TASK BRIEF: From the records below, reproduce unchanged every line from the one containing "- svg-text:Hjerte- og" through the one containing "- svg-text:Andre ikke-smittsomme", and include nothing else.

(Extracted data entries)
+-------+

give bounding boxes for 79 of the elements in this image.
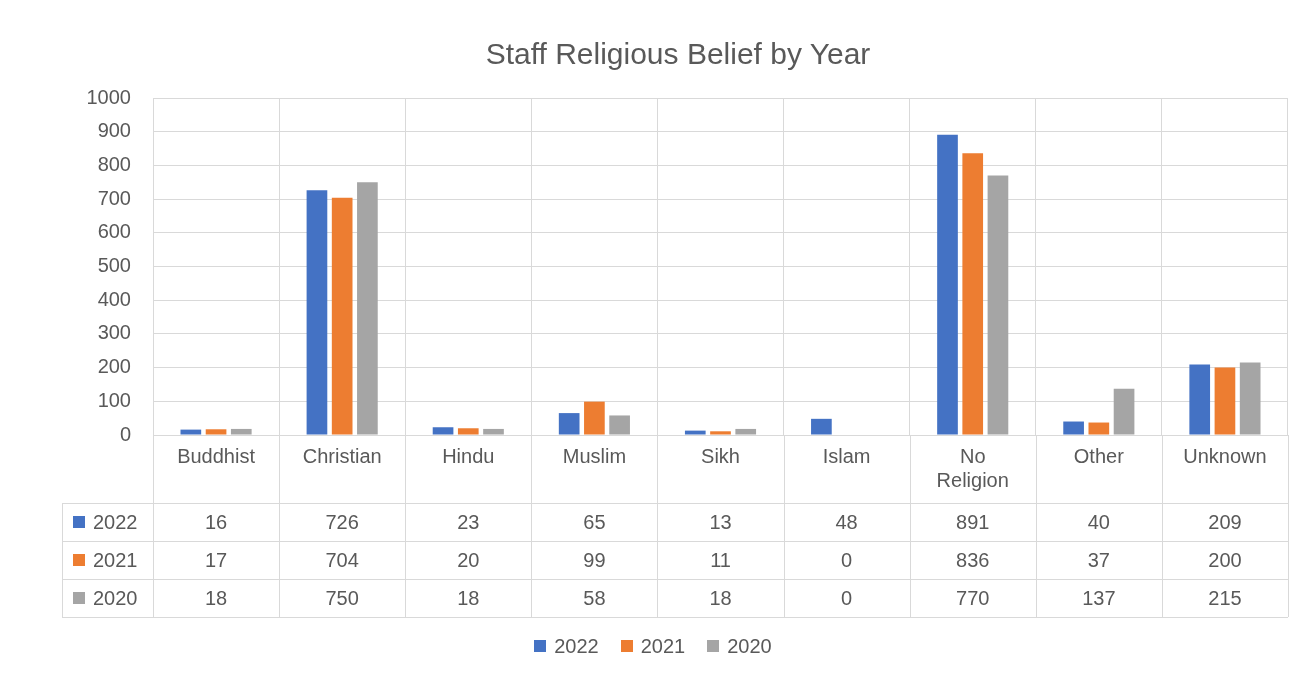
y-tick-label: 600 [97,220,131,243]
data-label: 16 [204,510,228,533]
y-tick-label: 500 [97,254,131,277]
x-tick-label: Other [1073,444,1125,467]
bar [180,429,202,435]
bar [1239,362,1261,435]
data-label: 18 [709,586,732,609]
x-tick-label: Hindu [442,444,495,467]
data-label: 58 [583,586,606,609]
bar [558,413,580,435]
bar [331,197,353,435]
bar [811,418,832,435]
data-label: 18 [457,586,480,609]
y-tick-label: 400 [97,287,131,310]
bar [1113,388,1135,435]
data-label: 704 [325,548,359,571]
text: 2021 [640,634,686,657]
data-label: 726 [325,510,359,533]
bar [684,430,706,435]
y-tick-label: 200 [97,355,131,378]
data-label: 209 [1208,510,1242,533]
legend-label: 2022 [93,510,138,533]
bar [1063,421,1084,435]
data-label: 215 [1208,586,1242,609]
data-label: 23 [457,510,480,533]
data-label: 48 [835,510,858,533]
data-label: 891 [956,510,990,533]
x-tick-label: Buddhist [177,444,256,467]
y-tick-label: 0 [119,422,131,445]
legend-label: 2021 [93,548,138,571]
data-label: 65 [583,510,606,533]
legend-label: 2020 [93,586,138,609]
data-label: 20 [457,548,480,571]
bar [584,401,605,435]
y-tick-label: 900 [97,119,131,142]
x-tick-label: Christian [302,444,382,467]
data-label: 17 [204,548,228,571]
y-tick-label: 100 [97,388,131,411]
data-label: 0 [841,548,853,571]
y-tick-label: 800 [97,152,131,175]
bar [962,153,984,435]
bar [609,415,630,435]
data-label: 750 [325,586,359,609]
bar [230,428,252,435]
y-tick-label: 1000 [86,85,131,108]
bar [205,429,227,435]
data-label: 99 [583,548,606,571]
data-label: 37 [1087,548,1110,571]
bar [710,431,731,435]
chart-title: Staff Religious Belief by Year [485,37,871,71]
data-label: 18 [204,586,228,609]
data-label: 40 [1087,510,1110,533]
bar [457,428,479,435]
x-tick-label: Sikh [701,444,740,467]
bar [357,182,378,435]
bar [432,427,454,435]
bar [937,134,958,435]
data-label: 836 [956,548,990,571]
data-label: 137 [1082,586,1116,609]
bar [483,428,504,435]
text: 2020 [727,634,772,657]
x-tick-label: Islam [822,444,871,467]
x-tick-label: Unknown [1183,444,1267,467]
data-label: 0 [841,586,853,609]
bar [987,175,1009,435]
bar [1189,364,1211,435]
data-label: 770 [956,586,990,609]
bar [306,190,328,435]
data-label: 200 [1208,548,1242,571]
bar [735,428,757,435]
data-label: 13 [709,510,732,533]
x-tick-label: Muslim [562,444,627,467]
x-tick-label: No Religion [936,444,1009,491]
y-tick-label: 700 [97,186,131,209]
bar [1214,367,1236,435]
y-tick-label: 300 [97,321,131,344]
bar [1088,422,1110,435]
data-label: 11 [710,548,731,571]
text: 2022 [554,634,599,657]
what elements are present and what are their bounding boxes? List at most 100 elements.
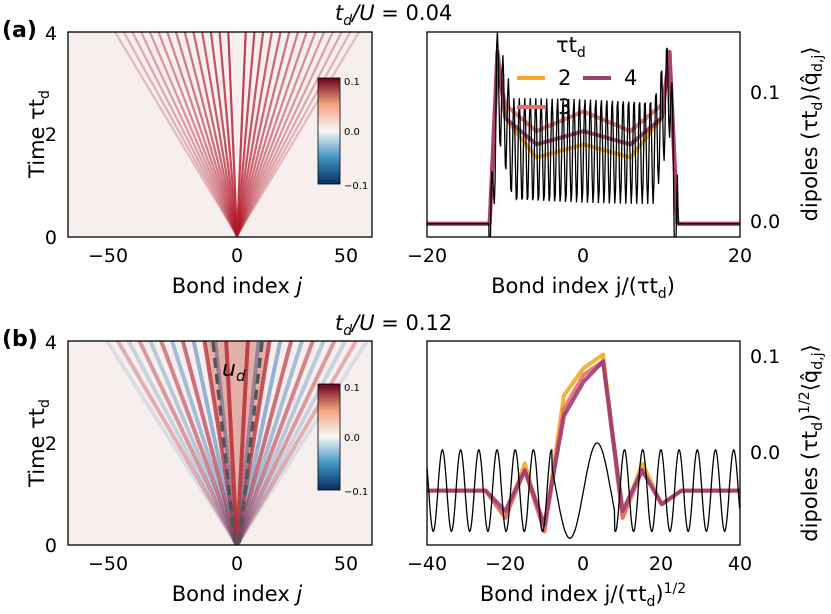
heatmap-b-ray xyxy=(126,341,239,545)
axes-b-left: 4 2 0 −50 0 50 Bond index j Time τtd xyxy=(25,332,358,606)
heatmap-a-ray xyxy=(192,32,239,237)
heatmap-b-ray xyxy=(235,341,348,545)
ytick-a-4: 4 xyxy=(45,23,57,45)
heatmap-a-ray xyxy=(235,32,291,237)
xtick-br-m40: −40 xyxy=(407,553,447,575)
heatmap-a-ray xyxy=(157,32,239,237)
heatmap-a-ray xyxy=(131,32,238,237)
colorbar-a-tick-mid: 0.0 xyxy=(344,127,360,138)
heatmap-a-ray xyxy=(148,32,239,237)
xtick-b-50: 50 xyxy=(334,553,358,575)
heatmap-b-ray xyxy=(159,341,239,545)
legend-label-4: 4 xyxy=(624,66,637,90)
heatmap-a-ray xyxy=(236,32,334,237)
heatmap-a-ray xyxy=(235,32,300,237)
colorbar-b-tick-mid: 0.0 xyxy=(344,433,360,444)
axes-a-left: 4 2 0 −50 0 50 Bond index j Time τtd xyxy=(25,23,358,298)
xlabel-a-left: Bond index j xyxy=(172,274,303,298)
heatmap-b-ray xyxy=(105,341,239,545)
line-b-series-4 xyxy=(427,359,740,527)
xtick-a-0: 0 xyxy=(231,245,243,267)
heatmap-a-ray xyxy=(235,32,256,237)
colorbar-a-tick-top: 0.1 xyxy=(344,77,360,88)
ylabel-b-right: dipoles (τtd)1/2⟨q̂d,j⟩ xyxy=(797,344,826,541)
axes-b-right: −40 −20 0 20 40 0.1 0.0 Bond index j/(τt… xyxy=(407,340,826,610)
heatmap-a-ray xyxy=(227,32,239,237)
heatmap-a-ray xyxy=(140,32,238,237)
xtick-br-0: 0 xyxy=(577,553,589,575)
heatmap-b-ray xyxy=(116,341,239,545)
ytick-ar-01: 0.1 xyxy=(750,82,780,104)
colorbar-a: 0.1 0.0 −0.1 xyxy=(317,77,368,192)
heatmap-b-ray xyxy=(224,341,239,545)
xlabel-a-right: Bond index j/(τtd) xyxy=(491,274,675,302)
heatmap-a-ray xyxy=(235,32,308,237)
ytick-a-0: 0 xyxy=(45,227,57,249)
ytick-ar-00: 0.0 xyxy=(750,211,780,233)
heatmap-a-ray xyxy=(236,32,360,237)
cone-line-left xyxy=(211,341,237,546)
heatmap-b-ray xyxy=(235,341,315,545)
cone-label: ud xyxy=(222,357,246,385)
heatmap-a-ray xyxy=(235,32,282,237)
xtick-br-m20: −20 xyxy=(485,553,525,575)
ytick-a-2: 2 xyxy=(45,124,57,146)
ytick-b-0: 0 xyxy=(45,535,57,557)
heatmap-a-ray xyxy=(183,32,239,237)
heatmap-b-ray xyxy=(235,341,337,545)
heatmap-b-ray xyxy=(235,341,369,545)
ytick-br-00: 0.0 xyxy=(750,442,780,464)
colorbar-b-tick-top: 0.1 xyxy=(344,383,360,394)
cone-line-right xyxy=(237,341,264,546)
ylabel-b-left: Time τtd xyxy=(25,399,53,488)
legend: τtd 2 3 4 xyxy=(517,33,637,119)
colorbar-a-tick-bottom: −0.1 xyxy=(344,181,368,192)
xtick-b-m50: −50 xyxy=(88,553,128,575)
axes-a-right: −20 0 20 0.1 0.0 Bond index j/(τtd) dipo… xyxy=(407,31,826,302)
heatmap-a-ray xyxy=(235,32,247,237)
colorbar-b-tick-bottom: −0.1 xyxy=(344,487,368,498)
xtick-br-40: 40 xyxy=(728,553,752,575)
xtick-ar-m20: −20 xyxy=(407,245,447,267)
heatmap-a-ray xyxy=(174,32,239,237)
xtick-a-50: 50 xyxy=(334,245,358,267)
xtick-ar-20: 20 xyxy=(728,245,752,267)
legend-label-3: 3 xyxy=(558,95,571,119)
xtick-br-20: 20 xyxy=(649,553,673,575)
xlabel-b-right: Bond index j/(τtd)1/2 xyxy=(480,581,686,610)
panel-a-title: td/U = 0.04 xyxy=(335,1,452,29)
heatmap-a-ray xyxy=(236,32,352,237)
heatmap-a-ray xyxy=(235,32,273,237)
panel-b-label: (b) xyxy=(2,327,38,352)
heatmap-b-ray xyxy=(137,341,239,545)
heatmap-a-ray xyxy=(114,32,238,237)
heatmap-b-core xyxy=(205,341,270,545)
panel-a-label: (a) xyxy=(2,18,37,43)
heatmap-a-ray xyxy=(235,32,317,237)
heatmap-b-ray xyxy=(235,341,326,545)
heatmap-b-ray xyxy=(235,341,294,545)
heatmap-a-ray xyxy=(166,32,239,237)
heatmap-a-ray xyxy=(235,32,265,237)
ytick-b-4: 4 xyxy=(45,332,57,354)
xtick-ar-0: 0 xyxy=(577,245,589,267)
legend-title: τtd xyxy=(556,33,586,61)
ytick-b-2: 2 xyxy=(45,433,57,455)
heatmap-a-ray xyxy=(218,32,239,237)
line-a-reference-line xyxy=(427,32,740,237)
xtick-b-0: 0 xyxy=(231,553,243,575)
xtick-a-m50: −50 xyxy=(88,245,128,267)
panel-b-title: td/U = 0.12 xyxy=(335,311,452,339)
xlabel-b-left: Bond index j xyxy=(172,582,303,606)
heatmap-a-ray xyxy=(122,32,238,237)
heatmap-a-ray xyxy=(201,32,239,237)
ylabel-a-right: dipoles (τtd)⟨q̂d,j⟩ xyxy=(798,47,826,222)
colorbar-b: 0.1 0.0 −0.1 xyxy=(317,383,368,498)
line-b-reference-line xyxy=(427,442,740,539)
heatmap-a-ray xyxy=(235,32,326,237)
ylabel-a-left: Time τtd xyxy=(25,90,53,179)
heatmap-a-ray xyxy=(209,32,239,237)
legend-label-2: 2 xyxy=(558,66,571,90)
heatmap-b-ray xyxy=(235,341,358,545)
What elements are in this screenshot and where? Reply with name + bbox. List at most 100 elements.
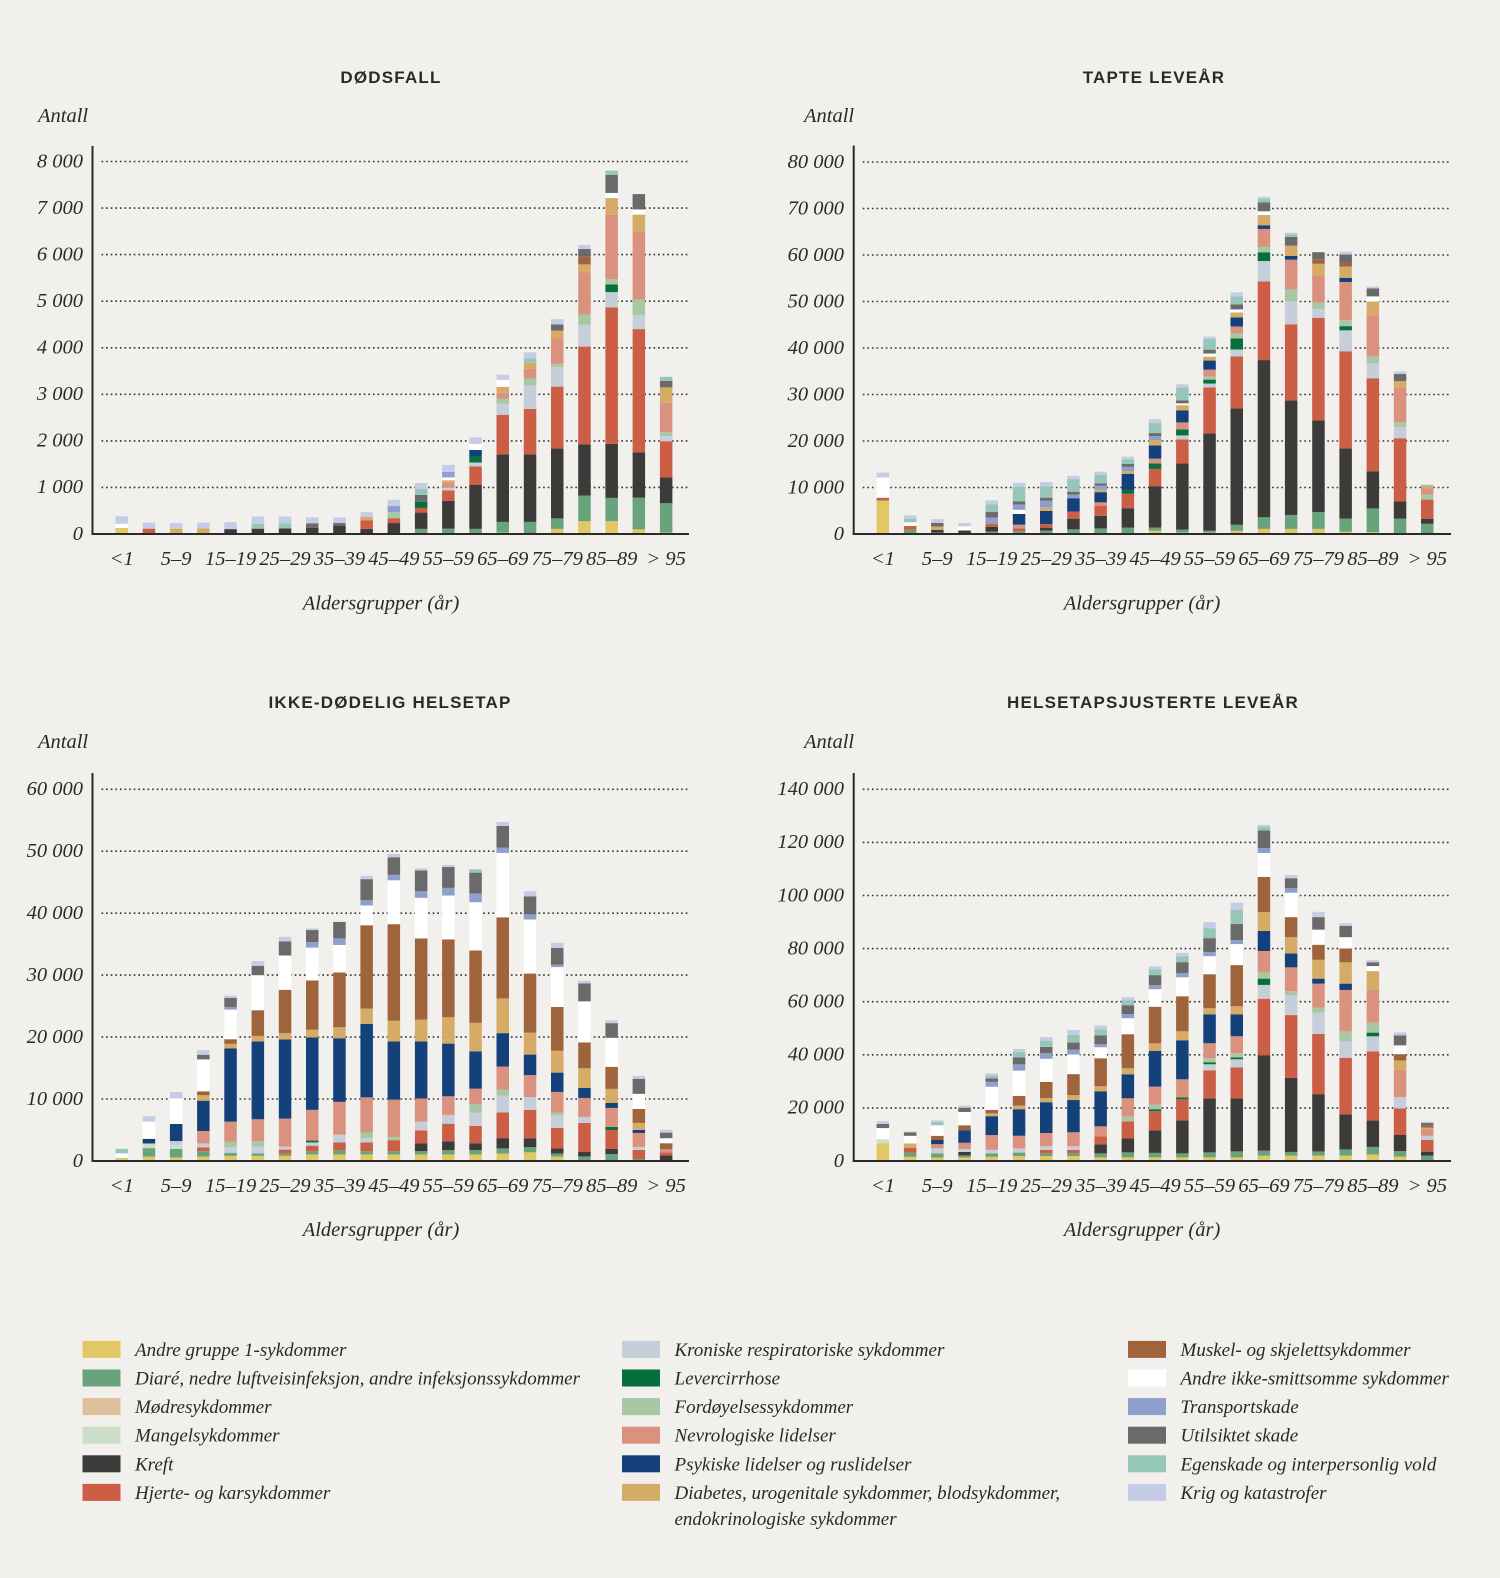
- svg-text:Hjerte- og karsykdommer: Hjerte- og karsykdommer: [134, 1483, 331, 1504]
- svg-text:35–39: 35–39: [1074, 1175, 1126, 1197]
- svg-text:1 000: 1 000: [37, 476, 83, 498]
- svg-text:5–9: 5–9: [922, 1175, 953, 1197]
- svg-text:60 000: 60 000: [788, 244, 844, 266]
- svg-text:55–59: 55–59: [1184, 1175, 1235, 1197]
- svg-text:25–29: 25–29: [1021, 548, 1072, 570]
- svg-text:Diabetes, urogenitale sykdomme: Diabetes, urogenitale sykdommer, blodsyk…: [674, 1483, 1061, 1504]
- svg-text:55–59: 55–59: [423, 548, 474, 570]
- svg-text:15–19: 15–19: [205, 1175, 256, 1197]
- svg-text:> 95: > 95: [1408, 1175, 1447, 1197]
- svg-text:30 000: 30 000: [787, 383, 844, 405]
- svg-text:Psykiske lidelser og ruslidels: Psykiske lidelser og ruslidelser: [674, 1454, 913, 1475]
- svg-text:Kreft: Kreft: [134, 1454, 174, 1475]
- svg-text:Antall: Antall: [36, 105, 88, 127]
- svg-text:60 000: 60 000: [788, 991, 844, 1013]
- svg-text:85–89: 85–89: [586, 548, 637, 570]
- svg-text:80 000: 80 000: [788, 151, 844, 173]
- svg-text:55–59: 55–59: [423, 1175, 474, 1197]
- svg-text:65–69: 65–69: [477, 1175, 528, 1197]
- svg-text:0: 0: [834, 523, 844, 545]
- svg-text:5 000: 5 000: [37, 290, 83, 312]
- svg-text:20 000: 20 000: [788, 430, 844, 452]
- svg-text:Muskel- og skjelettsykdommer: Muskel- og skjelettsykdommer: [1180, 1340, 1412, 1361]
- svg-text:15–19: 15–19: [205, 548, 256, 570]
- svg-text:Utilsiktet skade: Utilsiktet skade: [1181, 1426, 1299, 1447]
- svg-text:Antall: Antall: [802, 105, 854, 127]
- svg-text:Andre ikke-smittsomme sykdomme: Andre ikke-smittsomme sykdommer: [1179, 1369, 1450, 1390]
- svg-text:7 000: 7 000: [37, 197, 83, 219]
- svg-text:120 000: 120 000: [777, 831, 844, 853]
- svg-text:75–79: 75–79: [1293, 1175, 1344, 1197]
- svg-text:25–29: 25–29: [1021, 1175, 1072, 1197]
- svg-text:85–89: 85–89: [1347, 548, 1398, 570]
- svg-text:TAPTE LEVEÅR: TAPTE LEVEÅR: [1083, 68, 1226, 87]
- svg-text:30 000: 30 000: [26, 964, 83, 986]
- svg-text:Levercirrhose: Levercirrhose: [674, 1369, 781, 1390]
- svg-text:25–29: 25–29: [259, 1175, 310, 1197]
- svg-text:> 95: > 95: [646, 1175, 685, 1197]
- svg-text:HELSETAPSJUSTERTE LEVEÅR: HELSETAPSJUSTERTE LEVEÅR: [1007, 693, 1299, 712]
- svg-text:Kroniske respiratoriske sykdom: Kroniske respiratoriske sykdommer: [674, 1340, 945, 1361]
- svg-text:0: 0: [73, 1150, 83, 1172]
- svg-text:4 000: 4 000: [37, 337, 83, 359]
- svg-text:Aldersgrupper (år): Aldersgrupper (år): [1062, 593, 1221, 615]
- svg-text:25–29: 25–29: [259, 548, 310, 570]
- svg-text:Antall: Antall: [802, 731, 854, 753]
- svg-text:Nevrologiske lidelser: Nevrologiske lidelser: [674, 1426, 837, 1447]
- svg-text:75–79: 75–79: [532, 1175, 583, 1197]
- svg-text:0: 0: [834, 1150, 844, 1172]
- svg-text:20 000: 20 000: [27, 1026, 83, 1048]
- svg-text:10 000: 10 000: [27, 1088, 83, 1110]
- svg-text:60 000: 60 000: [27, 778, 83, 800]
- svg-text:3 000: 3 000: [36, 383, 83, 405]
- svg-text:55–59: 55–59: [1184, 548, 1235, 570]
- svg-text:140 000: 140 000: [777, 778, 844, 800]
- svg-text:<1: <1: [110, 548, 134, 570]
- svg-text:endokrinologiske sykdommer: endokrinologiske sykdommer: [675, 1509, 898, 1530]
- svg-text:15–19: 15–19: [966, 1175, 1017, 1197]
- svg-text:85–89: 85–89: [586, 1175, 637, 1197]
- svg-text:DØDSFALL: DØDSFALL: [340, 68, 441, 87]
- svg-text:Egenskade og interpersonlig vo: Egenskade og interpersonlig vold: [1180, 1454, 1437, 1475]
- svg-text:35–39: 35–39: [313, 1175, 365, 1197]
- svg-text:65–69: 65–69: [1238, 548, 1289, 570]
- svg-text:<1: <1: [871, 1175, 895, 1197]
- svg-text:45–49: 45–49: [1129, 1175, 1180, 1197]
- svg-text:<1: <1: [110, 1175, 134, 1197]
- svg-text:65–69: 65–69: [1238, 1175, 1289, 1197]
- svg-text:65–69: 65–69: [477, 548, 528, 570]
- svg-text:Mangelsykdommer: Mangelsykdommer: [134, 1426, 280, 1447]
- svg-text:6 000: 6 000: [37, 243, 83, 265]
- svg-text:45–49: 45–49: [368, 548, 419, 570]
- svg-text:35–39: 35–39: [313, 548, 365, 570]
- svg-text:5–9: 5–9: [922, 548, 953, 570]
- svg-text:<1: <1: [871, 548, 895, 570]
- svg-text:35–39: 35–39: [1074, 548, 1126, 570]
- svg-text:Andre gruppe 1-sykdommer: Andre gruppe 1-sykdommer: [133, 1340, 347, 1361]
- svg-text:IKKE-DØDELIG HELSETAP: IKKE-DØDELIG HELSETAP: [268, 693, 511, 712]
- svg-text:70 000: 70 000: [788, 197, 844, 219]
- svg-text:Krig og katastrofer: Krig og katastrofer: [1180, 1483, 1328, 1504]
- svg-text:Mødresykdommer: Mødresykdommer: [134, 1397, 272, 1418]
- svg-text:75–79: 75–79: [532, 548, 583, 570]
- svg-text:Aldersgrupper (år): Aldersgrupper (år): [301, 593, 460, 615]
- svg-text:15–19: 15–19: [966, 548, 1017, 570]
- svg-text:85–89: 85–89: [1347, 1175, 1398, 1197]
- svg-text:45–49: 45–49: [368, 1175, 419, 1197]
- svg-text:10 000: 10 000: [788, 476, 844, 498]
- svg-text:50 000: 50 000: [788, 290, 844, 312]
- svg-text:75–79: 75–79: [1293, 548, 1344, 570]
- svg-text:8 000: 8 000: [37, 150, 83, 172]
- svg-text:20 000: 20 000: [788, 1097, 844, 1119]
- svg-text:40 000: 40 000: [788, 337, 844, 359]
- svg-text:> 95: > 95: [1408, 548, 1447, 570]
- svg-text:40 000: 40 000: [27, 902, 83, 924]
- svg-text:Aldersgrupper (år): Aldersgrupper (år): [301, 1219, 460, 1241]
- svg-text:100 000: 100 000: [777, 884, 844, 906]
- svg-text:Antall: Antall: [36, 731, 88, 753]
- svg-text:5–9: 5–9: [161, 548, 192, 570]
- svg-text:Aldersgrupper (år): Aldersgrupper (år): [1062, 1219, 1221, 1241]
- svg-text:5–9: 5–9: [161, 1175, 192, 1197]
- svg-text:Transportskade: Transportskade: [1181, 1397, 1299, 1418]
- svg-text:0: 0: [73, 523, 83, 545]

+-------+

CORRECT RESPONSE:
- svg-text:Hjerte- og karsykdommer: Hjerte- og karsykdommer: [134, 1483, 331, 1504]
- svg-text:35–39: 35–39: [1074, 1175, 1126, 1197]
- svg-text:1 000: 1 000: [37, 476, 83, 498]
- svg-text:5–9: 5–9: [922, 1175, 953, 1197]
- svg-text:60 000: 60 000: [788, 244, 844, 266]
- svg-text:55–59: 55–59: [1184, 1175, 1235, 1197]
- svg-text:25–29: 25–29: [1021, 548, 1072, 570]
- svg-text:Diabetes, urogenitale sykdomme: Diabetes, urogenitale sykdommer, blodsyk…: [674, 1483, 1061, 1504]
- svg-text:55–59: 55–59: [423, 548, 474, 570]
- svg-text:15–19: 15–19: [205, 1175, 256, 1197]
- svg-text:> 95: > 95: [1408, 1175, 1447, 1197]
- svg-text:30 000: 30 000: [787, 383, 844, 405]
- svg-text:Psykiske lidelser og ruslidels: Psykiske lidelser og ruslidelser: [674, 1454, 913, 1475]
- svg-text:Kreft: Kreft: [134, 1454, 174, 1475]
- svg-text:Antall: Antall: [36, 105, 88, 127]
- svg-text:60 000: 60 000: [788, 991, 844, 1013]
- svg-text:85–89: 85–89: [586, 548, 637, 570]
- svg-text:80 000: 80 000: [788, 151, 844, 173]
- svg-text:55–59: 55–59: [423, 1175, 474, 1197]
- svg-text:65–69: 65–69: [477, 1175, 528, 1197]
- svg-text:0: 0: [834, 523, 844, 545]
- svg-text:5 000: 5 000: [37, 290, 83, 312]
- svg-text:20 000: 20 000: [788, 430, 844, 452]
- svg-text:Muskel- og skjelettsykdommer: Muskel- og skjelettsykdommer: [1180, 1340, 1412, 1361]
- svg-text:15–19: 15–19: [205, 548, 256, 570]
- svg-text:Utilsiktet skade: Utilsiktet skade: [1181, 1426, 1299, 1447]
- svg-text:Antall: Antall: [802, 105, 854, 127]
- svg-text:Andre ikke-smittsomme sykdomme: Andre ikke-smittsomme sykdommer: [1179, 1369, 1450, 1390]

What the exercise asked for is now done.